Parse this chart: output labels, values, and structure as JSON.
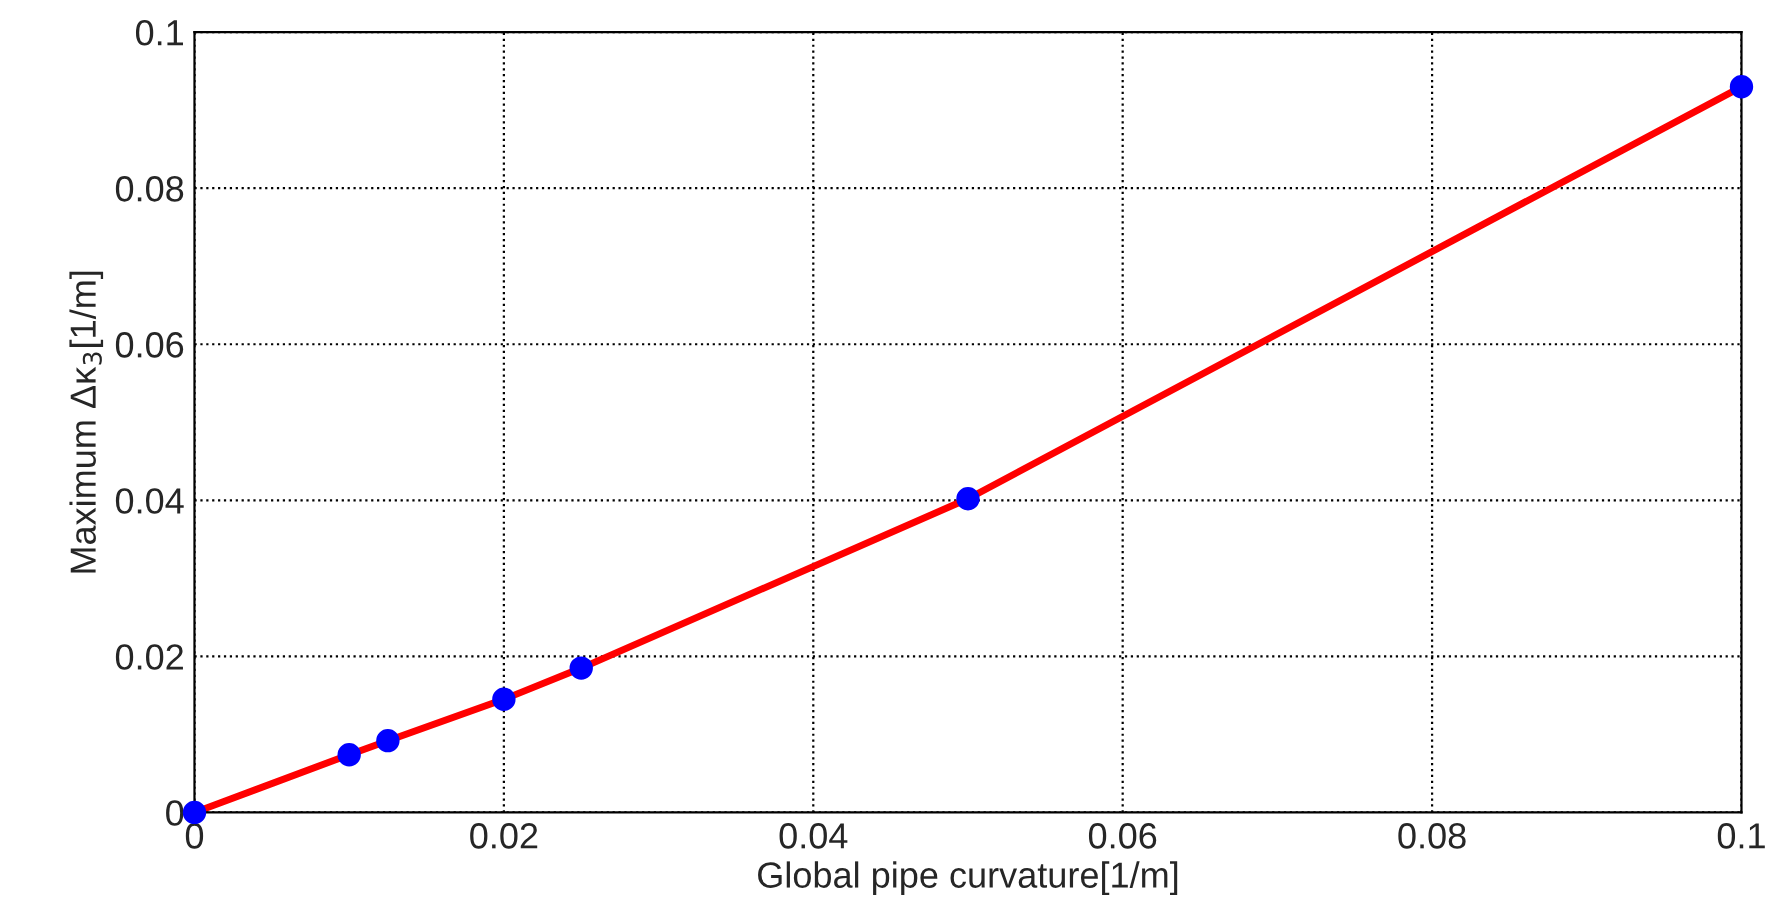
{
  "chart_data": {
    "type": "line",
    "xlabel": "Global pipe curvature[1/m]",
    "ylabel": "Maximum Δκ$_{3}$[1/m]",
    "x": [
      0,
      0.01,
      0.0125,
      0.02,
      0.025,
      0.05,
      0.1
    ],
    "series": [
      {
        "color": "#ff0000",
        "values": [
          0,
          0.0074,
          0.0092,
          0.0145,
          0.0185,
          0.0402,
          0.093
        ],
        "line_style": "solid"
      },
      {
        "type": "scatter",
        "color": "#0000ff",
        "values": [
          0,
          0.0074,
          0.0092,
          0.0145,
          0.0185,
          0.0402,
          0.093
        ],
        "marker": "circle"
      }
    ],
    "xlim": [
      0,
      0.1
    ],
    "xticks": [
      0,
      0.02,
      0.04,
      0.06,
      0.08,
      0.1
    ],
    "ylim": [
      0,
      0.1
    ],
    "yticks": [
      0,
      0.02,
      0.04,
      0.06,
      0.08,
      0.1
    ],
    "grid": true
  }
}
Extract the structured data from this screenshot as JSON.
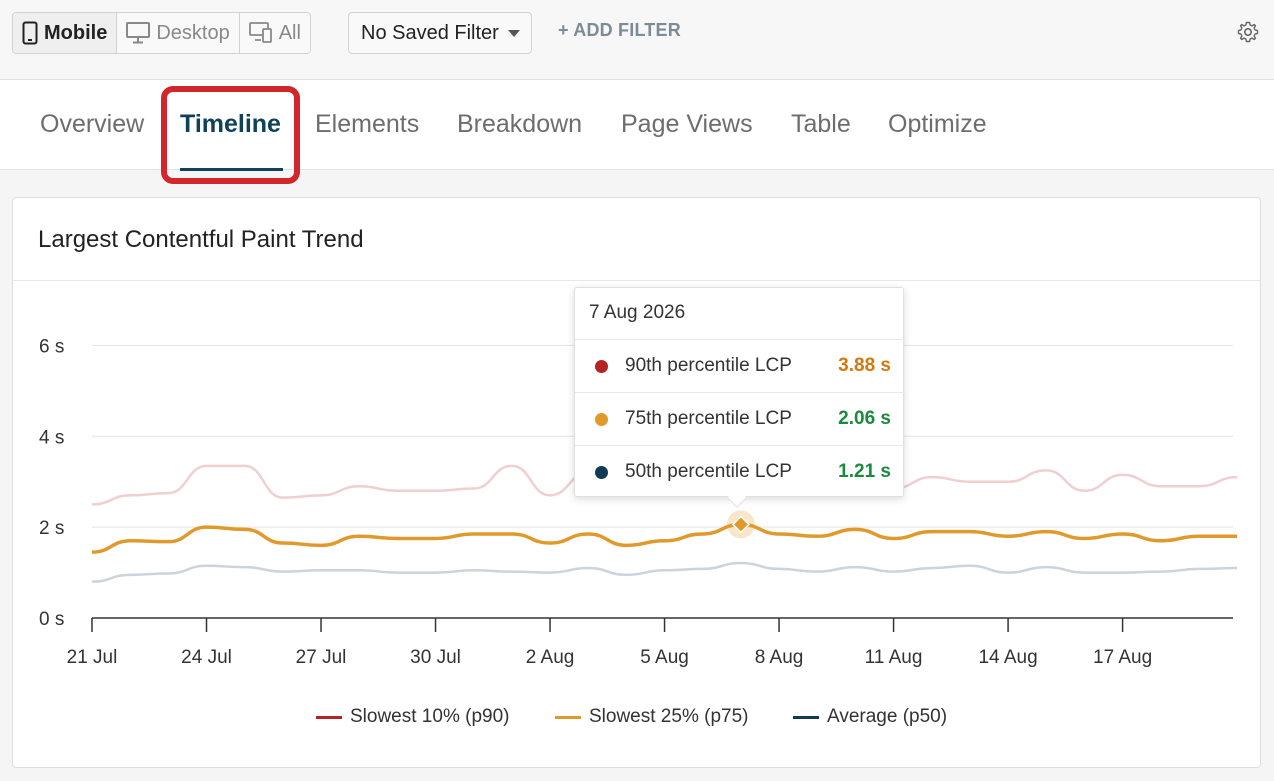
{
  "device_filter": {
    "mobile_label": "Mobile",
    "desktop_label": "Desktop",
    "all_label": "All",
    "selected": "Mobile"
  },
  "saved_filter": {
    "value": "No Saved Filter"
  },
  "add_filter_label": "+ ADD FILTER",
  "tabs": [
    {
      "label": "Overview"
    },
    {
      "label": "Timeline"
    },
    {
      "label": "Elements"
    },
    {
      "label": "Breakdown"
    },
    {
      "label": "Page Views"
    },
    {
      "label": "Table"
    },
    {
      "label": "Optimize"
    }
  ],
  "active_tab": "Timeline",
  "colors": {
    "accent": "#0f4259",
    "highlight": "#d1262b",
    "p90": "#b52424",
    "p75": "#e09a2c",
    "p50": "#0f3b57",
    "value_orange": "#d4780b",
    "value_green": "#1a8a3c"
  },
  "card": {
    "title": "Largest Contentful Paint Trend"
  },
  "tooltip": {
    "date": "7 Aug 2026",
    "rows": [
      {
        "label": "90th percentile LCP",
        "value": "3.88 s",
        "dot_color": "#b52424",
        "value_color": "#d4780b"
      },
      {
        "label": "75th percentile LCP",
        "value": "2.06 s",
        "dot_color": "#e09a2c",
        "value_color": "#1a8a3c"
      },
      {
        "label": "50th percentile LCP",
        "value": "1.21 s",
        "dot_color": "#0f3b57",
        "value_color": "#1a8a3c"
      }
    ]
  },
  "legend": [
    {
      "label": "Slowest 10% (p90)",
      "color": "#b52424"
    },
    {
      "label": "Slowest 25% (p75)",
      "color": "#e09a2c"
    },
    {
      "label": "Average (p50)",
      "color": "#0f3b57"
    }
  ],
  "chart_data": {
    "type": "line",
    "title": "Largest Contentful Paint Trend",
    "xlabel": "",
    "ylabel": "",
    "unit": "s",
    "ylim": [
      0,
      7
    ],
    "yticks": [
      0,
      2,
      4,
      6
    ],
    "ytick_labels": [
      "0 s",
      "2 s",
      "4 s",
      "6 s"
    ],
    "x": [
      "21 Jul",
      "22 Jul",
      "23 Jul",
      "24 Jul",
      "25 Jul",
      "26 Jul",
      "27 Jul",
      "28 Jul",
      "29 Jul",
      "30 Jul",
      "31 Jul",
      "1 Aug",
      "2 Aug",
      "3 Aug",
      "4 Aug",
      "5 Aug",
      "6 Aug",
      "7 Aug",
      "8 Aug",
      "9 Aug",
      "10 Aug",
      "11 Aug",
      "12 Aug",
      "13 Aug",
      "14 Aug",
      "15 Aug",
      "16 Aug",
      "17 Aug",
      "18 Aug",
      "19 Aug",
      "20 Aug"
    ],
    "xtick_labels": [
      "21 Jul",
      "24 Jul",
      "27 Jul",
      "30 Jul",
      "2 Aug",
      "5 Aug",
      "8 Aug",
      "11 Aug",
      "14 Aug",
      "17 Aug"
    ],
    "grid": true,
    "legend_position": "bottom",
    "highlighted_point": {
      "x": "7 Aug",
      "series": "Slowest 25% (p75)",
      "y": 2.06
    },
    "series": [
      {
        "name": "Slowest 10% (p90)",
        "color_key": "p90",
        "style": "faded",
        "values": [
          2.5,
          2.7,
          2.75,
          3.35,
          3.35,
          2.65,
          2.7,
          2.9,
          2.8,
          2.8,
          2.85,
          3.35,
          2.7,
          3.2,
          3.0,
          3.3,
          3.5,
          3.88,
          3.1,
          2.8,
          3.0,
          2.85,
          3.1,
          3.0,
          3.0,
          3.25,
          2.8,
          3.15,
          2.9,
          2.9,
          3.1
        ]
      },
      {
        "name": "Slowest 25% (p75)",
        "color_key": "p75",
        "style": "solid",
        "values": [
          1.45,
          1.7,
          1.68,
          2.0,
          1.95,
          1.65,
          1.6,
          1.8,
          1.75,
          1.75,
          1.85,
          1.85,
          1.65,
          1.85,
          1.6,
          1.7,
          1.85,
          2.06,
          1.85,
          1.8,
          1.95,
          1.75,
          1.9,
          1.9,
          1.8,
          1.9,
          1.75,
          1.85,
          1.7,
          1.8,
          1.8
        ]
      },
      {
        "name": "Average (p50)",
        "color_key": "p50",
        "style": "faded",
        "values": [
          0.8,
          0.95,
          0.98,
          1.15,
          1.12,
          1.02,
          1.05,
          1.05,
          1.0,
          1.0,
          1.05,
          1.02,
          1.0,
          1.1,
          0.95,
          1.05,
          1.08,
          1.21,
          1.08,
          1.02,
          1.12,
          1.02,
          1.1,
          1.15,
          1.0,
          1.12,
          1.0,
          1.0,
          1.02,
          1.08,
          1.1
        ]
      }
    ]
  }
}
^^^^^^^^
> **What the task asks**:
Write out the entries again, exactly as given, skipping any images.

> **Result**:
Parse this chart: output labels, values, and structure as JSON.
{
  "chart_data": {
    "type": "line",
    "xlabel": "Global pipe curvature[1/m]",
    "ylabel": "Maximum Δκ$_{3}$[1/m]",
    "x": [
      0,
      0.01,
      0.0125,
      0.02,
      0.025,
      0.05,
      0.1
    ],
    "series": [
      {
        "color": "#ff0000",
        "values": [
          0,
          0.0074,
          0.0092,
          0.0145,
          0.0185,
          0.0402,
          0.093
        ],
        "line_style": "solid"
      },
      {
        "type": "scatter",
        "color": "#0000ff",
        "values": [
          0,
          0.0074,
          0.0092,
          0.0145,
          0.0185,
          0.0402,
          0.093
        ],
        "marker": "circle"
      }
    ],
    "xlim": [
      0,
      0.1
    ],
    "xticks": [
      0,
      0.02,
      0.04,
      0.06,
      0.08,
      0.1
    ],
    "ylim": [
      0,
      0.1
    ],
    "yticks": [
      0,
      0.02,
      0.04,
      0.06,
      0.08,
      0.1
    ],
    "grid": true
  }
}
Extract the structured data from this screenshot as JSON.
{
  "device_filter": {
    "mobile_label": "Mobile",
    "desktop_label": "Desktop",
    "all_label": "All",
    "selected": "Mobile"
  },
  "saved_filter": {
    "value": "No Saved Filter"
  },
  "add_filter_label": "+ ADD FILTER",
  "tabs": [
    {
      "label": "Overview"
    },
    {
      "label": "Timeline"
    },
    {
      "label": "Elements"
    },
    {
      "label": "Breakdown"
    },
    {
      "label": "Page Views"
    },
    {
      "label": "Table"
    },
    {
      "label": "Optimize"
    }
  ],
  "active_tab": "Timeline",
  "colors": {
    "accent": "#0f4259",
    "highlight": "#d1262b",
    "p90": "#b52424",
    "p75": "#e09a2c",
    "p50": "#0f3b57",
    "value_orange": "#d4780b",
    "value_green": "#1a8a3c"
  },
  "card": {
    "title": "Largest Contentful Paint Trend"
  },
  "tooltip": {
    "date": "7 Aug 2026",
    "rows": [
      {
        "label": "90th percentile LCP",
        "value": "3.88 s",
        "dot_color": "#b52424",
        "value_color": "#d4780b"
      },
      {
        "label": "75th percentile LCP",
        "value": "2.06 s",
        "dot_color": "#e09a2c",
        "value_color": "#1a8a3c"
      },
      {
        "label": "50th percentile LCP",
        "value": "1.21 s",
        "dot_color": "#0f3b57",
        "value_color": "#1a8a3c"
      }
    ]
  },
  "legend": [
    {
      "label": "Slowest 10% (p90)",
      "color": "#b52424"
    },
    {
      "label": "Slowest 25% (p75)",
      "color": "#e09a2c"
    },
    {
      "label": "Average (p50)",
      "color": "#0f3b57"
    }
  ],
  "chart_data": {
    "type": "line",
    "title": "Largest Contentful Paint Trend",
    "xlabel": "",
    "ylabel": "",
    "unit": "s",
    "ylim": [
      0,
      7
    ],
    "yticks": [
      0,
      2,
      4,
      6
    ],
    "ytick_labels": [
      "0 s",
      "2 s",
      "4 s",
      "6 s"
    ],
    "x": [
      "21 Jul",
      "22 Jul",
      "23 Jul",
      "24 Jul",
      "25 Jul",
      "26 Jul",
      "27 Jul",
      "28 Jul",
      "29 Jul",
      "30 Jul",
      "31 Jul",
      "1 Aug",
      "2 Aug",
      "3 Aug",
      "4 Aug",
      "5 Aug",
      "6 Aug",
      "7 Aug",
      "8 Aug",
      "9 Aug",
      "10 Aug",
      "11 Aug",
      "12 Aug",
      "13 Aug",
      "14 Aug",
      "15 Aug",
      "16 Aug",
      "17 Aug",
      "18 Aug",
      "19 Aug",
      "20 Aug"
    ],
    "xtick_labels": [
      "21 Jul",
      "24 Jul",
      "27 Jul",
      "30 Jul",
      "2 Aug",
      "5 Aug",
      "8 Aug",
      "11 Aug",
      "14 Aug",
      "17 Aug"
    ],
    "grid": true,
    "legend_position": "bottom",
    "highlighted_point": {
      "x": "7 Aug",
      "series": "Slowest 25% (p75)",
      "y": 2.06
    },
    "series": [
      {
        "name": "Slowest 10% (p90)",
        "color_key": "p90",
        "style": "faded",
        "values": [
          2.5,
          2.7,
          2.75,
          3.35,
          3.35,
          2.65,
          2.7,
          2.9,
          2.8,
          2.8,
          2.85,
          3.35,
          2.7,
          3.2,
          3.0,
          3.3,
          3.5,
          3.88,
          3.1,
          2.8,
          3.0,
          2.85,
          3.1,
          3.0,
          3.0,
          3.25,
          2.8,
          3.15,
          2.9,
          2.9,
          3.1
        ]
      },
      {
        "name": "Slowest 25% (p75)",
        "color_key": "p75",
        "style": "solid",
        "values": [
          1.45,
          1.7,
          1.68,
          2.0,
          1.95,
          1.65,
          1.6,
          1.8,
          1.75,
          1.75,
          1.85,
          1.85,
          1.65,
          1.85,
          1.6,
          1.7,
          1.85,
          2.06,
          1.85,
          1.8,
          1.95,
          1.75,
          1.9,
          1.9,
          1.8,
          1.9,
          1.75,
          1.85,
          1.7,
          1.8,
          1.8
        ]
      },
      {
        "name": "Average (p50)",
        "color_key": "p50",
        "style": "faded",
        "values": [
          0.8,
          0.95,
          0.98,
          1.15,
          1.12,
          1.02,
          1.05,
          1.05,
          1.0,
          1.0,
          1.05,
          1.02,
          1.0,
          1.1,
          0.95,
          1.05,
          1.08,
          1.21,
          1.08,
          1.02,
          1.12,
          1.02,
          1.1,
          1.15,
          1.0,
          1.12,
          1.0,
          1.0,
          1.02,
          1.08,
          1.1
        ]
      }
    ]
  }
}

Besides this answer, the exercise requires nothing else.